| EXERCISE REQUIREMENTS |
Output the whole listing exactly, with no pictures.

++++++++++++++++++++

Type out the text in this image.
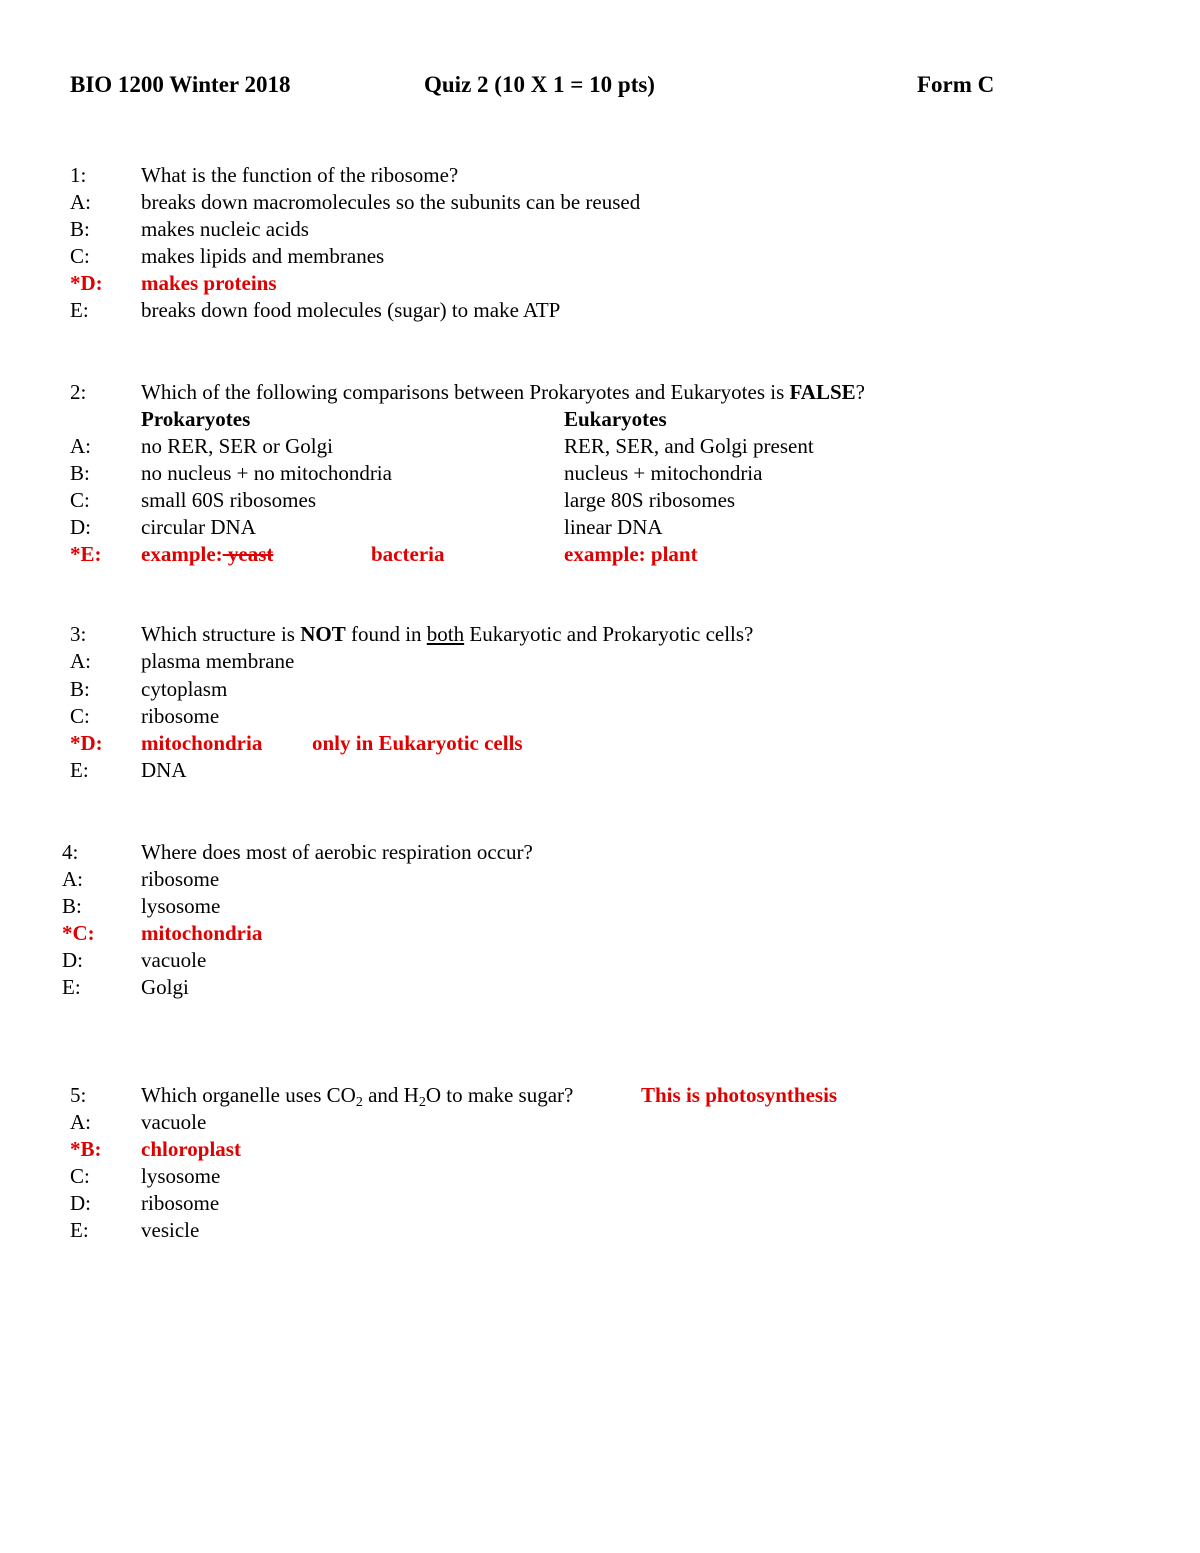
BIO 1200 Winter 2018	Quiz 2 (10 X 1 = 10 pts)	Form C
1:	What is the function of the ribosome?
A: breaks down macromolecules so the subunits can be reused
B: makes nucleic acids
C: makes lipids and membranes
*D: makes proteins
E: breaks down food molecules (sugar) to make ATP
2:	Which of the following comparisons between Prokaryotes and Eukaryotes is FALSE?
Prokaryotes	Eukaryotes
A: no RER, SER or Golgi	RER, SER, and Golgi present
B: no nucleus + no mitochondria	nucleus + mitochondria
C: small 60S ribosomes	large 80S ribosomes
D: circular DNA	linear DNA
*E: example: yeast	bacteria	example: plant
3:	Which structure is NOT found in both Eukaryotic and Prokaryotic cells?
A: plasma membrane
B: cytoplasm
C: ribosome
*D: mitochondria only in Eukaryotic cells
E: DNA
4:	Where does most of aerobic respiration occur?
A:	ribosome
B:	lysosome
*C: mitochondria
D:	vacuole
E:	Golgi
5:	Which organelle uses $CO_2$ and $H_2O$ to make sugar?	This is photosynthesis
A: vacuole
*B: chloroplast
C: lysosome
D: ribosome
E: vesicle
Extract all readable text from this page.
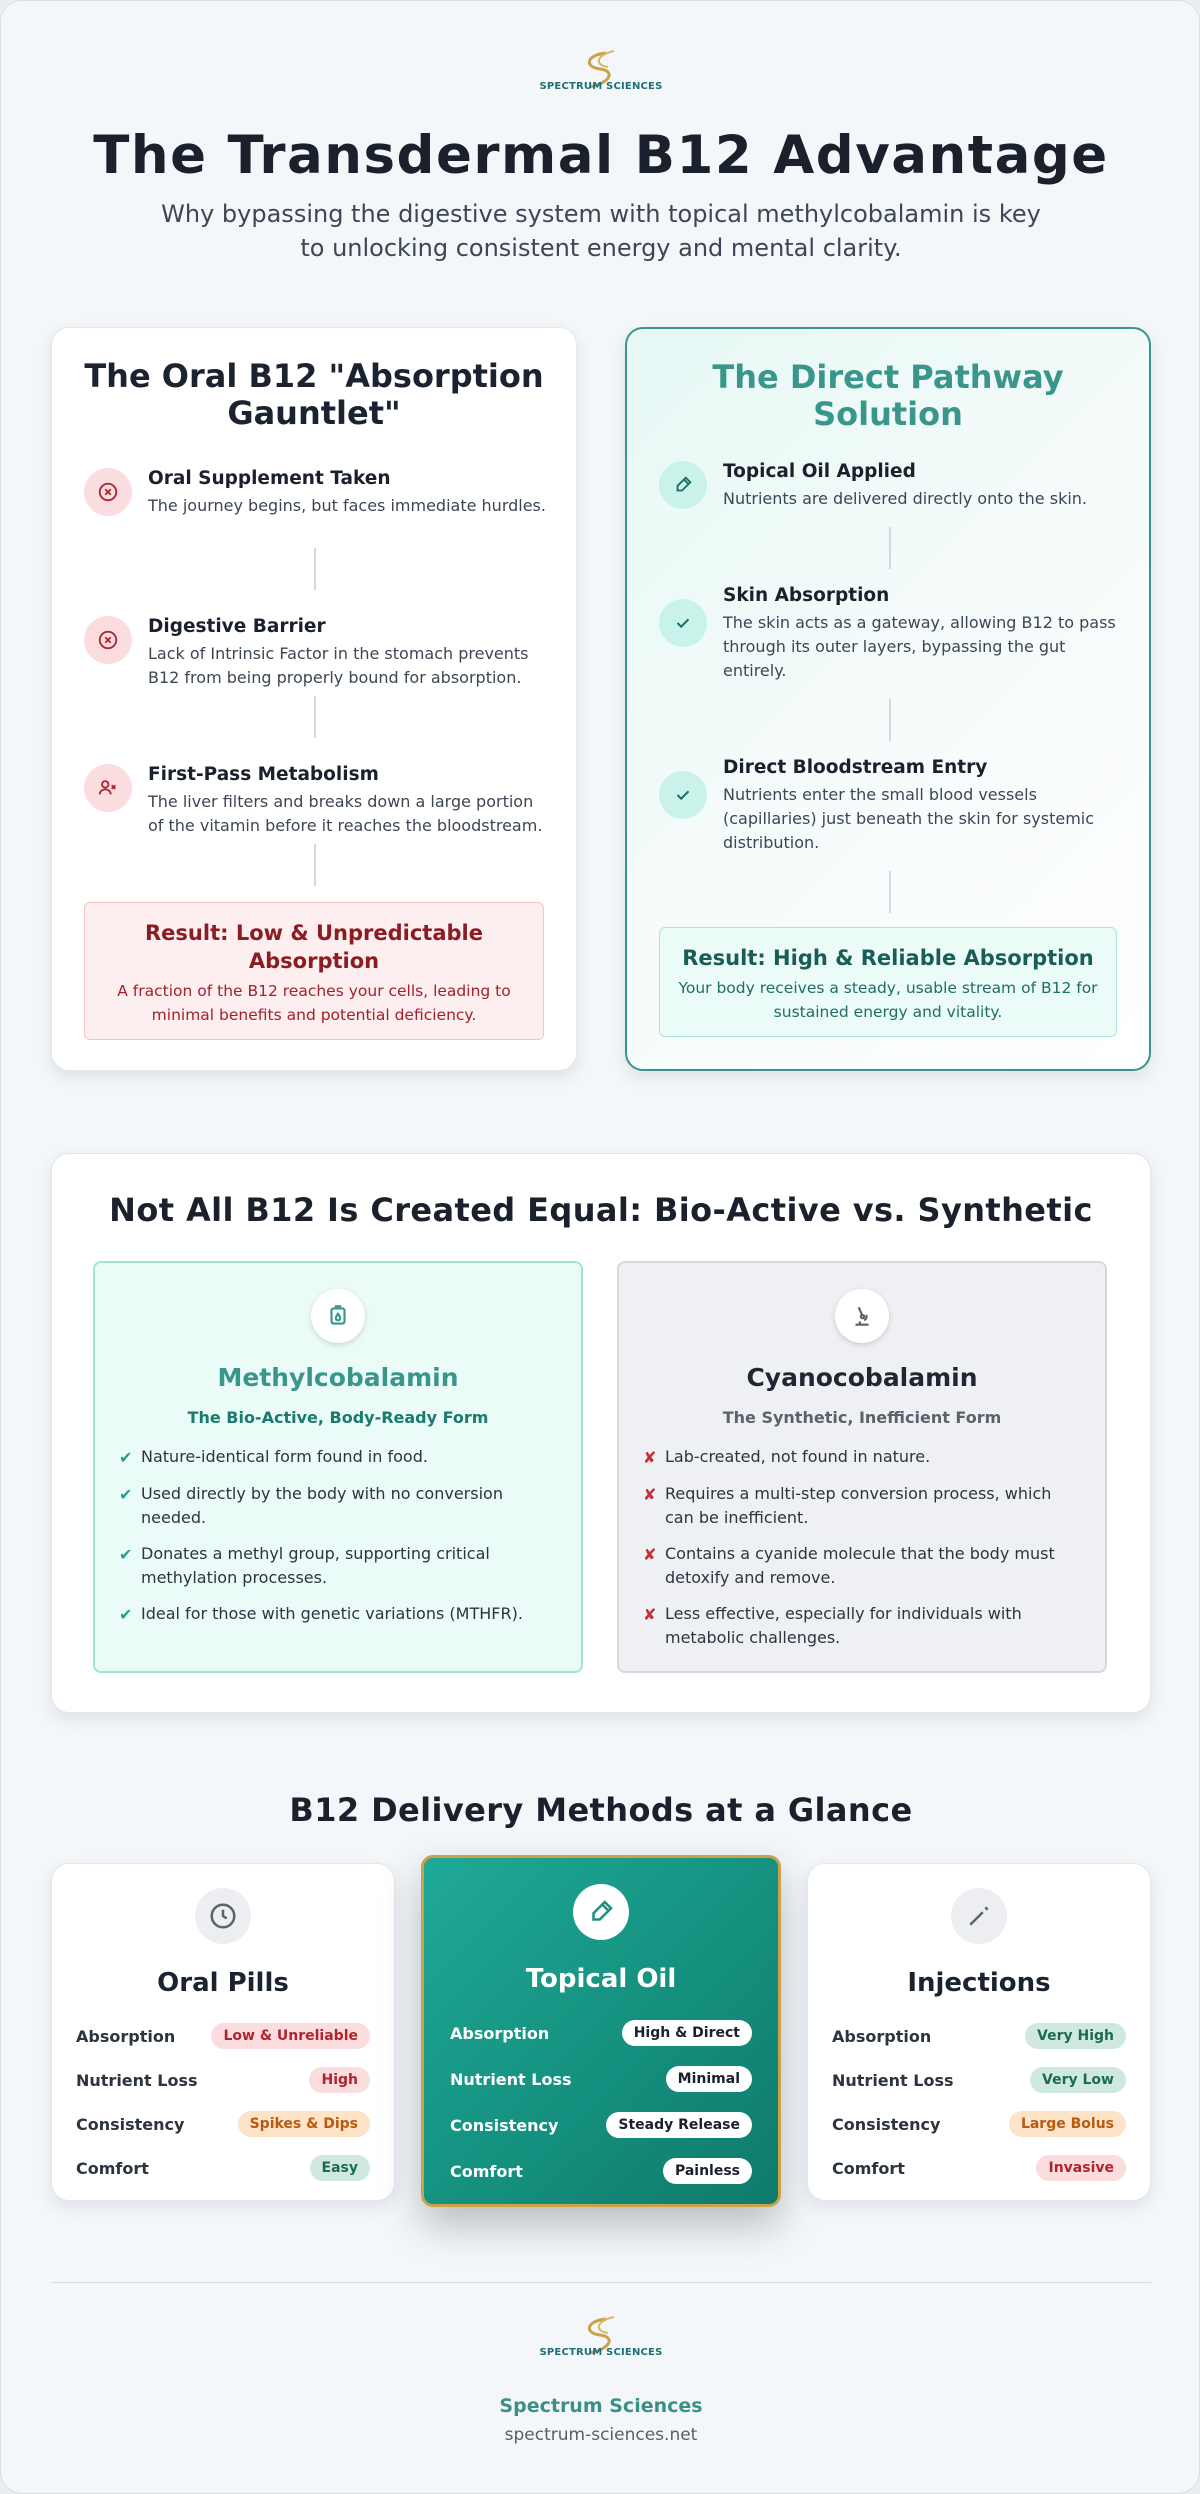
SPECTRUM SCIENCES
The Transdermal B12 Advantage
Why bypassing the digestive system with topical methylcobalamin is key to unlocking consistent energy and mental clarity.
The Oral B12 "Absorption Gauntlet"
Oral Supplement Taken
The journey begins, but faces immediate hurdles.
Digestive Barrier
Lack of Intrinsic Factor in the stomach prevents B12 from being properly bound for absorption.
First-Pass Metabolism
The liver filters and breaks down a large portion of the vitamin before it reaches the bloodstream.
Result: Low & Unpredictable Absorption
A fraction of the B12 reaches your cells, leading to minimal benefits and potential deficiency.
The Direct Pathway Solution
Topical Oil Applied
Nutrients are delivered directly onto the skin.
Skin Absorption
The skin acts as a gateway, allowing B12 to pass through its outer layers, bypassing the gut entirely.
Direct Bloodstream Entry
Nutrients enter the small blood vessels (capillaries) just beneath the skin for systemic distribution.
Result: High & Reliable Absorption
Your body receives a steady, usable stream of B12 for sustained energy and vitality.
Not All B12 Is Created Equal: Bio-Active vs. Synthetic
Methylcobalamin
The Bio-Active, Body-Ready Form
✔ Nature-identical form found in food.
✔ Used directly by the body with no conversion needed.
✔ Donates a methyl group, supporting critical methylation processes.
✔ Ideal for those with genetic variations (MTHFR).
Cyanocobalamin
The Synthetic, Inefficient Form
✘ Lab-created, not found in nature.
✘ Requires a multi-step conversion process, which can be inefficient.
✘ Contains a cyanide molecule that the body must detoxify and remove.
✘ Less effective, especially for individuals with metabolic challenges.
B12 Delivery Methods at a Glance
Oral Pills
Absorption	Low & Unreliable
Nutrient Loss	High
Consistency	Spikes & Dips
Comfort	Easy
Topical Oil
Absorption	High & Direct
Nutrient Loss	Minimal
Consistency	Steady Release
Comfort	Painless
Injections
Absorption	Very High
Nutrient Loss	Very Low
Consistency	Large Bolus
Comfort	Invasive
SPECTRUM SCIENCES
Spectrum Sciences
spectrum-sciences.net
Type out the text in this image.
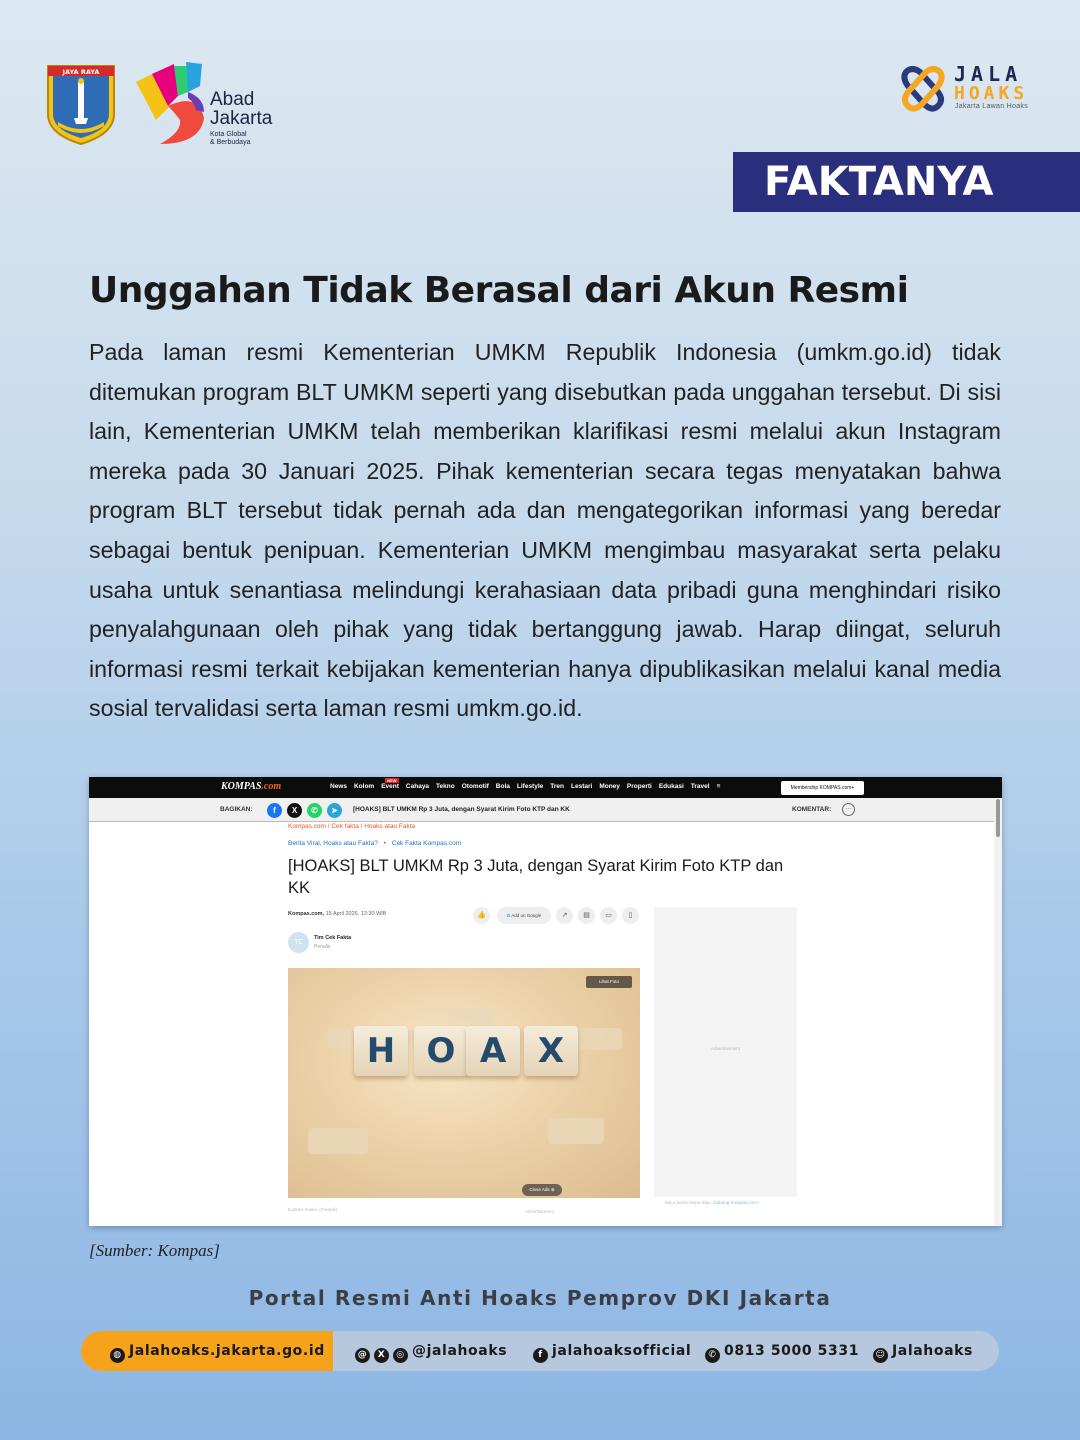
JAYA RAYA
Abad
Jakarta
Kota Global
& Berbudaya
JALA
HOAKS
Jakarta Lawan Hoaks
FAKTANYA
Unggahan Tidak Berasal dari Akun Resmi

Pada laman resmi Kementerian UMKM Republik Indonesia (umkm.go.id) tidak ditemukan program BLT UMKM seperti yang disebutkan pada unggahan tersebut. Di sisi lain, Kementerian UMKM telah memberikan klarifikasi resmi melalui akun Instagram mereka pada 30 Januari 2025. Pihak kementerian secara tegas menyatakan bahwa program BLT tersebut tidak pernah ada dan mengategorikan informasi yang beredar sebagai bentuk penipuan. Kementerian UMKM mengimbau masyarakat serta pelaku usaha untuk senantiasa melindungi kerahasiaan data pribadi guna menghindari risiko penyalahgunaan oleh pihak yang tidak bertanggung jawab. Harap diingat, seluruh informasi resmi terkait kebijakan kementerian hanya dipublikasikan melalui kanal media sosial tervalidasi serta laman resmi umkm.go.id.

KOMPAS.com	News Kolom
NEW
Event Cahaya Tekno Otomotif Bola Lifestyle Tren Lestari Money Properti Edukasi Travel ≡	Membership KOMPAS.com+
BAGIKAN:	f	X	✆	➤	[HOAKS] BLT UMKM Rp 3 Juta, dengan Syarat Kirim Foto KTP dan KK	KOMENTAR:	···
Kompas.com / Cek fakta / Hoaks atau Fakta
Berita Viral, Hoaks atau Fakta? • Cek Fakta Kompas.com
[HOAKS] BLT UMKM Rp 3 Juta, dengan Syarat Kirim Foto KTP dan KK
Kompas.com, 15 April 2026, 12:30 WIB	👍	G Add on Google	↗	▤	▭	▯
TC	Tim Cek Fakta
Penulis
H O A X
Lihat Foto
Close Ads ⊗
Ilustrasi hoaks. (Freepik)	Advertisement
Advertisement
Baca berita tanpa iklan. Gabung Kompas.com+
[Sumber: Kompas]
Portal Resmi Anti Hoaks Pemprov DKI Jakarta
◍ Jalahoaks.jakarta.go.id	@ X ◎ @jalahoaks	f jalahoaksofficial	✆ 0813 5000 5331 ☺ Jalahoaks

++++++++++++++++++++

| REPLY |
Type out the text in this image.
BIO 1200 Winter 2018	Quiz 2 (10 X 1 = 10 pts)	Form C
1:	What is the function of the ribosome?
A: breaks down macromolecules so the subunits can be reused
B: makes nucleic acids
C: makes lipids and membranes
*D: makes proteins
E: breaks down food molecules (sugar) to make ATP
2:	Which of the following comparisons between Prokaryotes and Eukaryotes is FALSE?
Prokaryotes	Eukaryotes
A: no RER, SER or Golgi	RER, SER, and Golgi present
B: no nucleus + no mitochondria	nucleus + mitochondria
C: small 60S ribosomes	large 80S ribosomes
D: circular DNA	linear DNA
*E: example: yeast	bacteria	example: plant
3:	Which structure is NOT found in both Eukaryotic and Prokaryotic cells?
A: plasma membrane
B: cytoplasm
C: ribosome
*D: mitochondria only in Eukaryotic cells
E: DNA
4:	Where does most of aerobic respiration occur?
A:	ribosome
B:	lysosome
*C: mitochondria
D:	vacuole
E:	Golgi
5:	Which organelle uses $CO_2$ and $H_2O$ to make sugar?	This is photosynthesis
A: vacuole
*B: chloroplast
C: lysosome
D: ribosome
E: vesicle
Extract all readable text from this page.
SPECTRUM SCIENCES
The Transdermal B12 Advantage
Why bypassing the digestive system with topical methylcobalamin is key to unlocking consistent energy and mental clarity.
The Oral B12 "Absorption Gauntlet"
Oral Supplement Taken
The journey begins, but faces immediate hurdles.
Digestive Barrier
Lack of Intrinsic Factor in the stomach prevents B12 from being properly bound for absorption.
First-Pass Metabolism
The liver filters and breaks down a large portion of the vitamin before it reaches the bloodstream.
Result: Low & Unpredictable Absorption
A fraction of the B12 reaches your cells, leading to minimal benefits and potential deficiency.
The Direct Pathway Solution
Topical Oil Applied
Nutrients are delivered directly onto the skin.
Skin Absorption
The skin acts as a gateway, allowing B12 to pass through its outer layers, bypassing the gut entirely.
Direct Bloodstream Entry
Nutrients enter the small blood vessels (capillaries) just beneath the skin for systemic distribution.
Result: High & Reliable Absorption
Your body receives a steady, usable stream of B12 for sustained energy and vitality.
Not All B12 Is Created Equal: Bio-Active vs. Synthetic
Methylcobalamin
The Bio-Active, Body-Ready Form
✔ Nature-identical form found in food.
✔ Used directly by the body with no conversion needed.
✔ Donates a methyl group, supporting critical methylation processes.
✔ Ideal for those with genetic variations (MTHFR).
Cyanocobalamin
The Synthetic, Inefficient Form
✘ Lab-created, not found in nature.
✘ Requires a multi-step conversion process, which can be inefficient.
✘ Contains a cyanide molecule that the body must detoxify and remove.
✘ Less effective, especially for individuals with metabolic challenges.
B12 Delivery Methods at a Glance
Oral Pills
Absorption	Low & Unreliable
Nutrient Loss	High
Consistency	Spikes & Dips
Comfort	Easy
Topical Oil
Absorption	High & Direct
Nutrient Loss	Minimal
Consistency	Steady Release
Comfort	Painless
Injections
Absorption	Very High
Nutrient Loss	Very Low
Consistency	Large Bolus
Comfort	Invasive
SPECTRUM SCIENCES
Spectrum Sciences
spectrum-sciences.net
Type out the text in this image.
JAYA RAYA
Abad
Jakarta
Kota Global
& Berbudaya
JALA
HOAKS
Jakarta Lawan Hoaks
FAKTANYA
Unggahan Tidak Berasal dari Akun Resmi

Pada laman resmi Kementerian UMKM Republik Indonesia (umkm.go.id) tidak ditemukan program BLT UMKM seperti yang disebutkan pada unggahan tersebut. Di sisi lain, Kementerian UMKM telah memberikan klarifikasi resmi melalui akun Instagram mereka pada 30 Januari 2025. Pihak kementerian secara tegas menyatakan bahwa program BLT tersebut tidak pernah ada dan mengategorikan informasi yang beredar sebagai bentuk penipuan. Kementerian UMKM mengimbau masyarakat serta pelaku usaha untuk senantiasa melindungi kerahasiaan data pribadi guna menghindari risiko penyalahgunaan oleh pihak yang tidak bertanggung jawab. Harap diingat, seluruh informasi resmi terkait kebijakan kementerian hanya dipublikasikan melalui kanal media sosial tervalidasi serta laman resmi umkm.go.id.

KOMPAS.com	News Kolom
NEW
Event Cahaya Tekno Otomotif Bola Lifestyle Tren Lestari Money Properti Edukasi Travel ≡	Membership KOMPAS.com+
BAGIKAN:	f	X	✆	➤	[HOAKS] BLT UMKM Rp 3 Juta, dengan Syarat Kirim Foto KTP dan KK	KOMENTAR:	···
Kompas.com / Cek fakta / Hoaks atau Fakta
Berita Viral, Hoaks atau Fakta? • Cek Fakta Kompas.com
[HOAKS] BLT UMKM Rp 3 Juta, dengan Syarat Kirim Foto KTP dan KK
Kompas.com, 15 April 2026, 12:30 WIB	👍	G Add on Google	↗	▤	▭	▯
TC	Tim Cek Fakta
Penulis
H O A X
Lihat Foto
Close Ads ⊗
Ilustrasi hoaks. (Freepik)	Advertisement
Advertisement
Baca berita tanpa iklan. Gabung Kompas.com+
[Sumber: Kompas]
Portal Resmi Anti Hoaks Pemprov DKI Jakarta
◍ Jalahoaks.jakarta.go.id	@ X ◎ @jalahoaks	f jalahoaksofficial	✆ 0813 5000 5331 ☺ Jalahoaks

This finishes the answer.